- [PROVIDED RECORDS]:
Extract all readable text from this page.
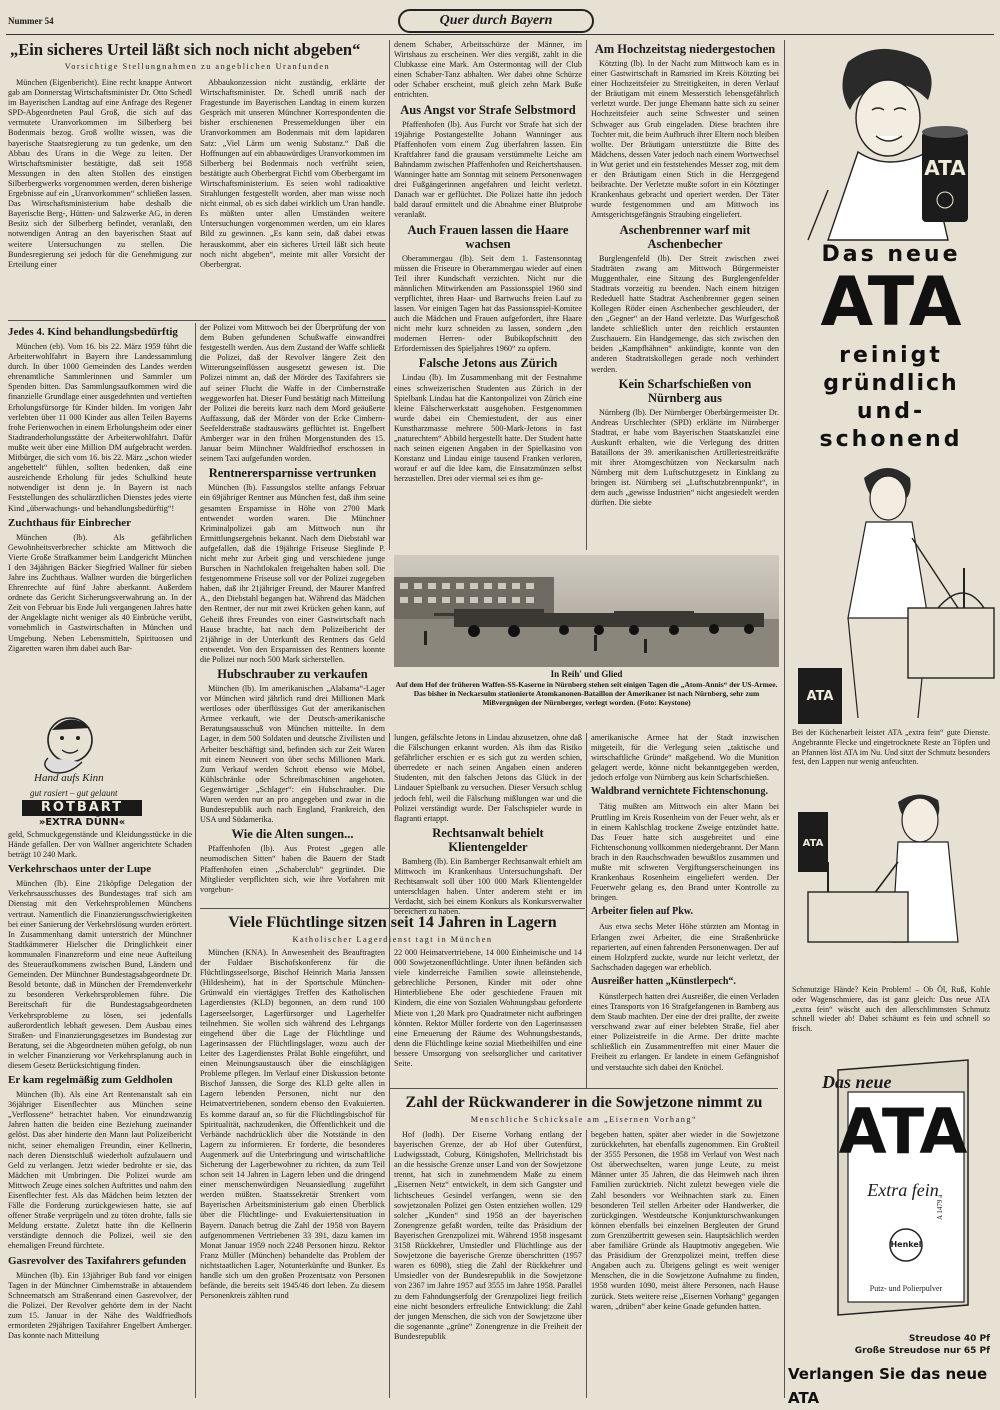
Nummer 54	Quer durch Bayern
„Ein sicheres Urteil läßt sich noch nicht abgeben“
Vorsichtige Stellungnahmen zu angeblichen Uranfunden

München (Eigenbericht). Eine recht knappe Antwort gab am Donnerstag Wirtschaftsminister Dr. Otto Schedl im Bayerischen Landtag auf eine Anfrage des Regener SPD-Abgeordneten Paul Groß, die sich auf das vermutete Uranvorkommen im Silberberg bei Bodenmais bezog. Groß wollte wissen, was die bayerische Staatsregierung zu tun gedenke, um den Abbau des Urans in die Wege zu leiten. Der Wirtschaftsminister bestätigte, daß seit 1958 Messungen in den alten Stollen des einstigen Silberbergwerks vorgenommen werden, deren bisherige Ergebnisse auf ein „Uranvorkommen“ schließen lassen. Das Wirtschaftsministerium habe deshalb die Bayerische Berg-, Hütten- und Salzwerke AG, in deren Besitz sich der Silberberg befindet, veranlaßt, den notwendigen Antrag an den bayerischen Staat auf weitere Untersuchungen zu stellen. Die Bundesregierung sei jedoch für die Genehmigung zur Erteilung einer

Abbaukonzession nicht zuständig, erklärte der Wirtschaftsminister. Dr. Schedl umriß nach der Fragestunde im Bayerischen Landtag in einem kurzen Gespräch mit unseren Münchner Korrespondenten die bisher erschienenen Pressemeldungen über ein Uranvorkommen am Bodenmais mit dem lapidaren Satz: „Viel Lärm um wenig Substanz.“ Daß die Hoffnungen auf ein abbauwürdiges Uranvorkommen im Silberberg bei Bodenmais noch verfrüht seien, bestätigte auch Oberbergrat Fichtl vom Oberbergamt im Wirtschaftsministerium. Es seien wohl radioaktive Strahlungen festgestellt worden, aber man wisse noch nicht einmal, ob es sich dabei wirklich um Uran handle. Es müßten unter allen Umständen weitere Untersuchungen vorgenommen werden, um ein klares Bild zu gewinnen. „Es kann sein, daß dabei etwas herauskommt, aber ein sicheres Urteil läßt sich heute noch nicht abgeben“, meinte mit aller Vorsicht der Oberbergrat.

Jedes 4. Kind behandlungsbedürftig

München (eb). Vom 16. bis 22. März 1959 führt die Arbeiterwohlfahrt in Bayern ihre Landessammlung durch. In über 1000 Gemeinden des Landes werden ehrenamtliche Sammlerinnen und Sammler um Spenden bitten. Das Sammlungsaufkommen wird die finanzielle Grundlage einer ausgedehnten und vertieften Erholungsfürsorge für Kinder bilden. Im vorigen Jahr verlebten über 11 000 Kinder aus allen Teilen Bayerns frohe Ferienwochen in einem Erholungsheim oder einer Stadtranderholungsstätte der Arbeiterwohlfahrt. Dafür mußte weit über eine Million DM aufgebracht werden. Mitbürger, die sich vom 16. bis 22. März „schon wieder angebettelt“ fühlen, sollten bedenken, daß eine ausreichende Erholung für jedes Schulkind heute notwendiger ist denn je. In Bayern ist nach Feststellungen des schulärztlichen Dienstes jedes vierte Kind „überwachungs- und behandlungsbedürftig“!

Zuchthaus für Einbrecher

München (lb). Als gefährlichen Gewohnheitsverbrecher schickte am Mittwoch die Vierte Große Strafkammer beim Landgericht München I den 34jährigen Bäcker Siegfried Wallner für sieben Jahre ins Zuchthaus. Wallner wurden die bürgerlichen Ehrenrechte auf fünf Jahre aberkannt. Außerdem ordnete das Gericht Sicherungsverwahrung an. In der Zeit von Februar bis Ende Juli vergangenen Jahres hatte der Angeklagte nicht weniger als 40 Einbrüche verübt, vornehmlich in Gastwirtschaften in München und Umgebung. Neben Lebensmitteln, Spirituosen und Zigaretten waren ihm dabei auch Bar-

Hand aufs Kinn
gut rasiert – gut gelaunt
ROTBART
»EXTRA DÜNN«

geld, Schmuckgegenstände und Kleidungsstücke in die Hände gefallen. Der von Wallner angerichtete Schaden beträgt 10 240 Mark.

Verkehrschaos unter der Lupe

München (lb). Eine 21köpfige Delegation der Verkehrsausschusses des Bundestages traf sich am Dienstag mit den Verkehrsproblemen Münchens vertraut. Namentlich die Finanzierungsschwierigkeiten bei einer Sanierung der Verkehrslösung wurden erörtert. In Zusammenhang damit unterstrich der Münchner Stadtkämmerer Hielscher die Dringlichkeit einer kommunalen Finanzreform und eine neue Aufteilung des Steueraufkommens zwischen Bund, Ländern und Gemeinden. Der Münchner Bundestagsabgeordnete Dr. Besold betonte, daß in München der Fremdenverkehr zu besonderen Verkehrsproblemen führe. Die Bereitschaft für die Bundestagsabgeordneten Verkehrsprobleme zu lösen, sei jedenfalls außerordentlich lebhaft gewesen. Dem Ausbau eines Straßen- und Finanzierungsgesetzes im Bundestag zur Beratung, sei die Abgeordneten mühen gefolgt, ob nun in welcher Finanzierung vor Verkehrsplanung auch in diesem Gesetz Berücksichtigung finden.

Er kam regelmäßig zum Geldholen

München (lb). Als eine Art Rentenanstalt sah ein 36jähriger Eisenflechter aus München seine „Verflossene“ betrachtet haben. Vor einundzwanzig Jahren hatten die beiden eine Beziehung zueinander gelöst. Das aber hinderte den Mann laut Polizeibericht nicht, seiner ehemaligen Freundin, einer Kellnerin, nach deren Dienstschluß wiederholt aufzulauern und Geld zu verlangen. Jetzt wieder bedrohte er sie, das Mädchen mit Umbringen. Die Polizei wurde am Mittwoch Zeuge eines solchen Auftrittes und nahm den Eisenflechter fest. Als das Mädchen beim letzten der Fälle die Forderung zurückgewiesen hatte, sie auf offener Straße verprügeln und zu töten drohte, falls sie Meldung erstatte. Zuletzt hatte ihn die Kellnerin verständigte dennoch die Polizei, weil sie den ehemaligen Freund fürchtete.

Gasrevolver des Taxifahrers gefunden

München (lb). Ein 13jähriger Bub fand vor einigen Tagen in der Münchner Cimbernstraße in abtauendem Schneematsch am Straßenrand einen Gasrevolver, der die Polizei. Der Revolver gehörte dem in der Nacht zum 15. Januar in der Nähe des Waldfriedhofs ermordeten 29jährigen Taxifahrer Engelbert Amberger. Das konnte nach Mitteilung

der Polizei vom Mittwoch bei der Überprüfung der von dem Buben gefundenen Schußwaffe einwandfrei festgestellt werden. Aus dem Zustand der Waffe schließt die Polizei, daß der Revolver längere Zeit den Witterungseinflüssen ausgesetzt gewesen ist. Die Polizei nimmt an, daß der Mörder des Taxifahrers sie auf seiner Flucht die Waffe in der Cimbernstraße weggeworfen hat. Dieser Fund bestätigt nach Mitteilung der Polizei die bereits kurz nach dem Mord geäußerte Auffassung, daß der Mörder von der Ecke Cimbern-Seefelderstraße stadtauswärts geflüchtet ist. Engelbert Amberger war in den frühen Morgenstunden des 15. Januar beim Münchner Waldfriedhof erschossen in seinem Taxi aufgefunden worden.

Rentnerersparnisse vertrunken

München (lb). Fassungslos stellte anfangs Februar ein 69jähriger Rentner aus München fest, daß ihm seine gesamten Ersparnisse in Höhe von 2700 Mark entwendet worden waren. Die Münchner Kriminalpolizei gab am Mittwoch nun ihr Ermittlungsergebnis bekannt. Nach dem Diebstahl war aufgefallen, daß die 19jährige Friseuse Sieglinde P. nicht mehr zur Arbeit ging und verschiedene junge Burschen in Nachtlokalen freigehalten haben soll. Die festgenommene Friseuse soll vor der Polizei zugegeben haben, daß ihr 21jähriger Freund, der Maurer Manfred A., den Diebstahl begangen hat. Während das Mädchen den Rentner, der nur mit zwei Krücken gehen kann, auf Geheiß ihres Freundes von einer Gastwirtschaft nach Hause brachte, hat nach dem Polizeibericht der 21jährige in der Unterkunft des Rentners das Geld entwendet. Von den Ersparnissen des Rentners konnte die Polizei nur noch 500 Mark sicherstellen.

Hubschrauber zu verkaufen

München (lb). Im amerikanischen „Alabama“-Lager vor München wird jährlich rund drei Millionen Mark wertloses oder überflüssiges Gut der amerikanischen Armee verkauft, wie der Deutsch-amerikanische Beratungsausschuß von München mitteilte. In dem Lager, in dem 500 Soldaten und deutsche Zivilisten und Arbeiter beschäftigt sind, befinden sich zur Zeit Waren mit einem Neuwert von über sechs Millionen Mark. Zum Verkauf werden Schrott ebenso wie Möbel, Kühlschränke oder Schreibmaschinen angeboten. Gegenwärtiger „Schlager“: ein Hubschrauber. Die Waren werden nur an pro angegeben und zwar in die Bundesrepublik auch nach England, Frankreich, den USA und Südamerika.

Wie die Alten sungen...

Pfaffenhofen (lb). Aus Protest „gegen alle neumodischen Sitten“ haben die Bauern der Stadt Pfaffenhofen einen „Schaberclub“ gegründet. Die Mitglieder verpflichten sich, wie ihre Vorfahren mit vorgebun-

denem Schaber, Arbeitsschürze der Männer, im Wirtshaus zu erscheinen. Wer dies vergißt, zahlt in die Clubkasse eine Mark. Am Ostermontag will der Club einen Schaber-Tanz abhalten. Wer dabei ohne Schürze oder Schaber erscheint, muß gleich zehn Mark Buße entrichten.

Aus Angst vor Strafe Selbstmord

Pfaffenhofen (lb). Aus Furcht vor Strafe hat sich der 19jährige Postangestellte Johann Wanninger aus Pfaffenhofen vom einem Zug überfahren lassen. Ein Kraftfahrer fand die grausam verstümmelte Leiche am Bahndamm zwischen Pfaffenhofen und Reichertshausen. Wanninger hatte am Sonntag mit seinem Personenwagen drei Fußgängerinnen angefahren und leicht verletzt. Danach war er geflüchtet. Die Polizei hatte ihn jedoch bald darauf ermittelt und die Abnahme einer Blutprobe veranlaßt.

Auch Frauen lassen die Haare wachsen

Oberammergau (lb). Seit dem 1. Fastensonntag müssen die Friseure in Oberammergau wieder auf einen Teil ihrer Kundschaft verzichten. Nicht nur die männlichen Mitwirkenden am Passionsspiel 1960 sind verpflichtet, ihren Haar- und Bartwuchs freien Lauf zu lassen. Vor einigen Tagen hat das Passionsspiel-Komitee auch die Mädchen und Frauen aufgefordert, ihre Haare nicht mehr kurz schneiden zu lassen, sondern „den modernen Herren- oder Bubikopfschnitt den Erfordernissen des Spieljahres 1960“ zu opfern.

Falsche Jetons aus Zürich

Lindau (lb). Im Zusammenhang mit der Festnahme eines schweizerischen Studenten aus Zürich in der Spielbank Lindau hat die Kantonpolizei von Zürich eine kleine Fälscherwerkstatt ausgehoben. Festgenommen wurde dabei ein Chemiestudent, der aus einer Kunstharzmasse mehrere 500-Mark-Jetons in fast „naturechtem“ Abbild hergestellt hatte. Der Student hatte nach seinen eigenen Angaben in der Spielkasino von Konstanz und Lindau einige tausend Franken verloren, worauf er auf die Idee kam, die Einsatzmünzen selbst herzustellen. Drei oder viermal sei es ihm ge-

Am Hochzeitstag niedergestochen

Kötzting (lb). In der Nacht zum Mittwoch kam es in einer Gastwirtschaft in Ramsried im Kreis Kötzting bei einer Hochzeitsfeier zu Streitigkeiten, in deren Verlauf der Bräutigam mit einem Messerstich lebensgefährlich verletzt wurde. Der junge Ehemann hatte sich zu seiner Hochzeitsfeier auch seine Schwester und seinen Schwager aus Grub eingeladen. Diese brachten ihre Tochter mit, die beim Aufbruch ihrer Eltern noch bleiben wollte. Der Bräutigam unterstützte die Bitte des Mädchens, dessen Vater jedoch nach einem Wortwechsel in Wut geriet und ein feststehendes Messer zog, mit dem er den Bräutigam einen Stich in die Herzgegend beibrachte. Der Verletzte mußte sofort in ein Kötztinger Krankenhaus gebracht und operiert werden. Der Täter wurde festgenommen und am Mittwoch ins Amtsgerichtsgefängnis Straubing eingeliefert.

Aschenbrenner warf mit Aschenbecher

Burglengenfeld (lb). Der Streit zwischen zwei Stadträten zwang am Mittwoch Bürgermeister Muggenthaler, eine Sitzung des Burglengenfelder Stadtrats vorzeitig zu beenden. Nach einem hitzigen Rededuell hatte Stadtrat Aschenbrenner gegen seinen Kollegen Röder einen Aschenbecher geschleudert, der den „Gegner“ an der Hand verletzte. Das Wurfgeschoß landete schließlich unter den reichlich erstaunten Zuschauern. Ein Handgemenge, das sich zwischen den beiden „Kampfhähnen“ ankündigte, konnte von den anderen Stadtratskollegen gerade noch verhindert werden.

Kein Scharfschießen von Nürnberg aus

Nürnberg (lb). Der Nürnberger Oberbürgermeister Dr. Andreas Urschlechter (SPD) erklärte im Nürnberger Stadtrat, er habe vom Bayerischen Staatskanzlei eine Auskunft erhalten, wie die Verlegung des dritten Bataillons der 39. amerikanischen Artilleriestreitkräfte mit ihrer Atomgeschützen von Neckarsulm nach Nürnberg mit dem Luftschutzgesetz in Einklang zu bringen ist. Nürnberg sei „Luftschutzbrennpunkt“, in dem auch „gewisse Industrien“ nicht angesiedelt werden dürften. Die siebte

In Reih' und Glied
Auf dem Hof der früheren Waffen-SS-Kaserne in Nürnberg stehen seit einigen Tagen die „Atom-Annis“ der US-Armee. Das bisher in Neckarsulm stationierte Atomkanonen-Bataillon der Amerikaner ist nach Nürnberg, sehr zum Mißvergnügen der Nürnberger, verlegt worden. (Foto: Keystone)

lungen, gefälschte Jetons in Lindau abzusetzen, ohne daß die Fälschungen erkannt wurden. Als ihm das Risiko gefährlicher erschien er es sich gut zu werden schien, überredete er nach seinen Angaben einen anderen Studenten, mit den falschen Jetons das Glück in der Lindauer Spielbank zu versuchen. Dieser Versuch schlug jedoch fehl, weil die Fälschung mißlungen war und die Polizei verständigt wurde. Der Falschspieler wurde in flagranti ertappt.

Rechtsanwalt behielt Klientengelder

Bamberg (lb). Ein Bamberger Rechtsanwalt erhielt am Mittwoch im Krankenhaus Untersuchungshaft. Der Rechtsanwalt soll über 100 000 Mark Klientengelder unterschlagen haben. Unter anderem steht er im Verdacht, sich bei einem Konkurs als Konkursverwalter bereichert zu haben.

amerikanische Armee hat der Stadt inzwischen mitgeteilt, für die Verlegung seien „taktische und wirtschaftliche Gründe“ maßgebend. Wo die Munition gelagert werde, könne nicht bekanntgegeben werden, jedoch erfolge von Nürnberg aus kein Scharfschießen.

Waldbrand vernichtete Fichtenschonung.

Tätig mußten am Mittwoch ein alter Mann bei Pruttling im Kreis Rosenheim von der Feuer wehr, als er in einem Kahlschlag trockene Zweige entzündet hatte. Das Feuer hatte sich ausgebreitet und eine Fichtenschonung vollkommen niedergebrannt. Der Mann brach in den Rauchschwaden bewußtlos zusammen und mußte mit schweren Vergiftungserscheinungen ins Krankenhaus Rosenheim eingeliefert werden. Der Feuerwehr gelang es, den Brand unter Kontrolle zu bringen.

Arbeiter fielen auf Pkw.

Aus etwa sechs Meter Höhe stürzten am Montag in Erlangen zwei Arbeiter, die eine Straßenbrücke reparierten, auf einen fahrenden Personenwagen. Der auf einem Holzpferd zuckte, wurde nur leicht verletzt, der Sachschaden dagegen war erheblich.

Ausreißer hatten „Künstlerpech“.

Künstlerpech hatten drei Ausreißer, die einen Verladen eines Transports von 16 Strafgefangenen in Bamberg aus dem Staub machten. Der eine der drei prallte, der zweite verschwand zwar auf einer belebten Straße, fiel aber einer Polizeistreife in die Arme. Der dritte machte schließlich ein Zusammentreffen mit einer Mauer die Freiheit zu erlangen. Er landete in einem Gefängnishof und verstauchte sich dabei den Knöchel.

Viele Flüchtlinge sitzen seit 14 Jahren in Lagern
Katholischer Lagerdienst tagt in München

München (KNA). In Anwesenheit des Beauftragten der Fuldaer Bischofskonferenz für die Flüchtlingsseelsorge, Bischof Heinrich Maria Janssen (Hildesheim), hat in der Sportschule München-Grünwald ein viertägiges Treffen des Katholischen Lagerdienstes (KLD) begonnen, an dem rund 100 Lagerseelsorger, Lagerfürsorger und Lagerhelfer teilnehmen. Sie wollen sich während des Lehrgangs eingehend über die Lage der Flüchtlinge und Lagerinsassen der Flüchtlingslager, wozu auch der Leiter des Lagerdienstes Prälat Bohle eingeführt, und einen Meinungsaustausch über die einschlägigen Probleme pflegen. Im Verlauf einer Diskussion betonte Bischof Janssen, die Sorge des KLD gelte allen in Lagern lebenden Personen, nicht nur den Heimatvertriebenen, sondern ebenso den Evakuierten. Es komme darauf an, so für die Flüchtlingsbischof für Spiritualität, nachzudenken, die Öffentlichkeit und die Verbände nachdrücklich über die Notstände in den Lagern zu informieren. Er forderte, die besonderes Augenmerk auf die Unterbringung und wirtschaftliche Sicherung der Lagerbewohner zu richten, da zum Teil schon seit 14 Jahren in Lagern leben und die dringend einer menschenwürdigen Neuansiedlung zugeführt werden müßten. Staatssekretär Strenkert vom Bayerischen Arbeitsministerium gab einen Überblick über die Flüchtlinge- und Evakuiertensituation in Bayern. Danach betrug die Zahl der 1958 von Bayern aufgenommenen Vertriebenen 33 391, dazu kamen im Monat Januar 1959 noch 2248 Personen hinzu. Rektor Franz Müller (München) behandelte das Problem der nichtstaatlichen Lager, Notunterkünfte und Bunker. Es handle sich um den großen Prozentsatz von Personen befände, die bereits seit 1945/46 dort leben. Zu diesem Personenkreis zählten rund

22 000 Heimatvertriebene, 14 000 Einheimische und 14 000 Sowjetzonenflüchtlinge. Unter ihnen befänden sich viele kinderreiche Familien sowie alleinstehende, gebrechliche Personen, Kinder mit oder ohne Hinterbliebene Ehe oder geschiedene Frauen mit Kindern, die eine von Sozialen Wohnungsbau geforderte Miete von 1,20 Mark pro Quadratmeter nicht aufbringen könnten. Rektor Müller forderte von den Lagerinsassen eine Erneuerung der Räume des Wohnungsbestands, denn die Flüchtlinge keine sozial Mietbeihilfen und eine bessere Umsorgung von seelsorglicher und caritativer Seite.

Zahl der Rückwanderer in die Sowjetzone nimmt zu
Menschliche Schicksale am „Eisernen Vorhang“

Hof (lodh). Der Eiserne Vorhang entlang der bayerischen Grenze, der ab Hof über Gutenfürst, Ludwigsstadt, Coburg, Königshofen, Mellrichstadt bis an die hessische Grenze unser Land von der Sowjetzone trennt, hat sich in zunehmendem Maße zu einem „Eisernen Netz“ entwickelt, in dem sich Gangster und lichtscheues Gesindel verfangen, wenn sie den sowjetzonalen Polizei gen Osten entziehen wollen. 129 solcher „Kunden“ sind 1958 an der bayerischen Zonengrenze gefaßt worden, teilte das Präsidium der Bayerischen Grenzpolizei mit. Während 1958 insgesamt 3158 Rückkehrer, Umsiedler und Flüchtlinge aus der Sowjetzone die bayerische Grenze überschritten (1957 waren es 6098), stieg die Zahl der Rückkehrer und Umsiedler von der Bundesrepublik in die Sowjetzone von 2367 im Jahre 1957 auf 3555 im Jahre 1958. Parallel zu dem Fahndungserfolg der Grenzpolizei liegt freilich eine nicht besonders erfreuliche Entwicklung: die Zahl der jungen Menschen, die sich von der Sowjetzone über die sogenannte „grüne“ Zonengrenze in die Freiheit der Bundesrepublik

begeben hatten, später aber wieder in die Sowjetzone zurückkehrten, hat ebenfalls zugenommen. Ein Großteil der 3555 Personen, die 1958 im Verlauf von West nach Ost überwechselten, waren junge Leute, zu meist Männer unter 35 Jahren, die das Heimweh nach ihren Familien zurücktrieb. Nicht zuletzt bewegen viele die Zahl besonders vor Weihnachten stark zu. Einen besonderen Teil stellen Arbeiter oder Handwerker, die zurückgingen. Westdeutsche Konjunkturschwankungen können ebenfalls bei einzelnen Bergleuten der Grund zum Grenzübertritt gewesen sein. Hauptsächlich werden aber familiäre Gründe als Hauptmotiv angegeben. Wie das Präsidium der Grenzpolizei meint, treffen diese Angaben auch zu. Übrigens gelingt es weit weniger Menschen, die in die Sowjetzone Aufnahme zu finden, 1958 wurden 1090, meist ältere Personen, nach Hause zurück. Stets weitere reise „Eisernen Vorhang“ gegangen waren, „drüben“ aber keine Gnade gefunden hatten.

ATA
Das neue
ATA
reinigt
gründlich
und-
schonend
ATA
Bei der Küchenarbeit leistet ATA „extra fein“ gute Dienste. Angebrannte Flecke und eingetrocknete Reste an Töpfen und an Pfannen löst ATA im Nu. Und sitzt der Schmutz besonders fest, den Lappen nur wenig anfeuchten.
ATA
Schmutzige Hände? Kein Problem! – Ob Öl, Ruß, Kohle oder Wagenschmiere, das ist ganz gleich: Das neue ATA „extra fein“ wäscht auch den allerschlimmsten Schmutz schnell wieder ab! Dabei schäumt es fein und schnell so frisch.
Das neue
ATA
Extra fein
Henkel
Putz- und Polierpulver
A 1479 a
Streudose 40 Pf
Große Streudose nur 65 Pf
Verlangen Sie das neue ATA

- [INSTRUCTIONS TO FOLLOW]:
Across the records above, how many lines does the word "behandlungsbedürftig" appear on? Reply with the number only.

- [RESPONSE TO THE EXERCISE]:
2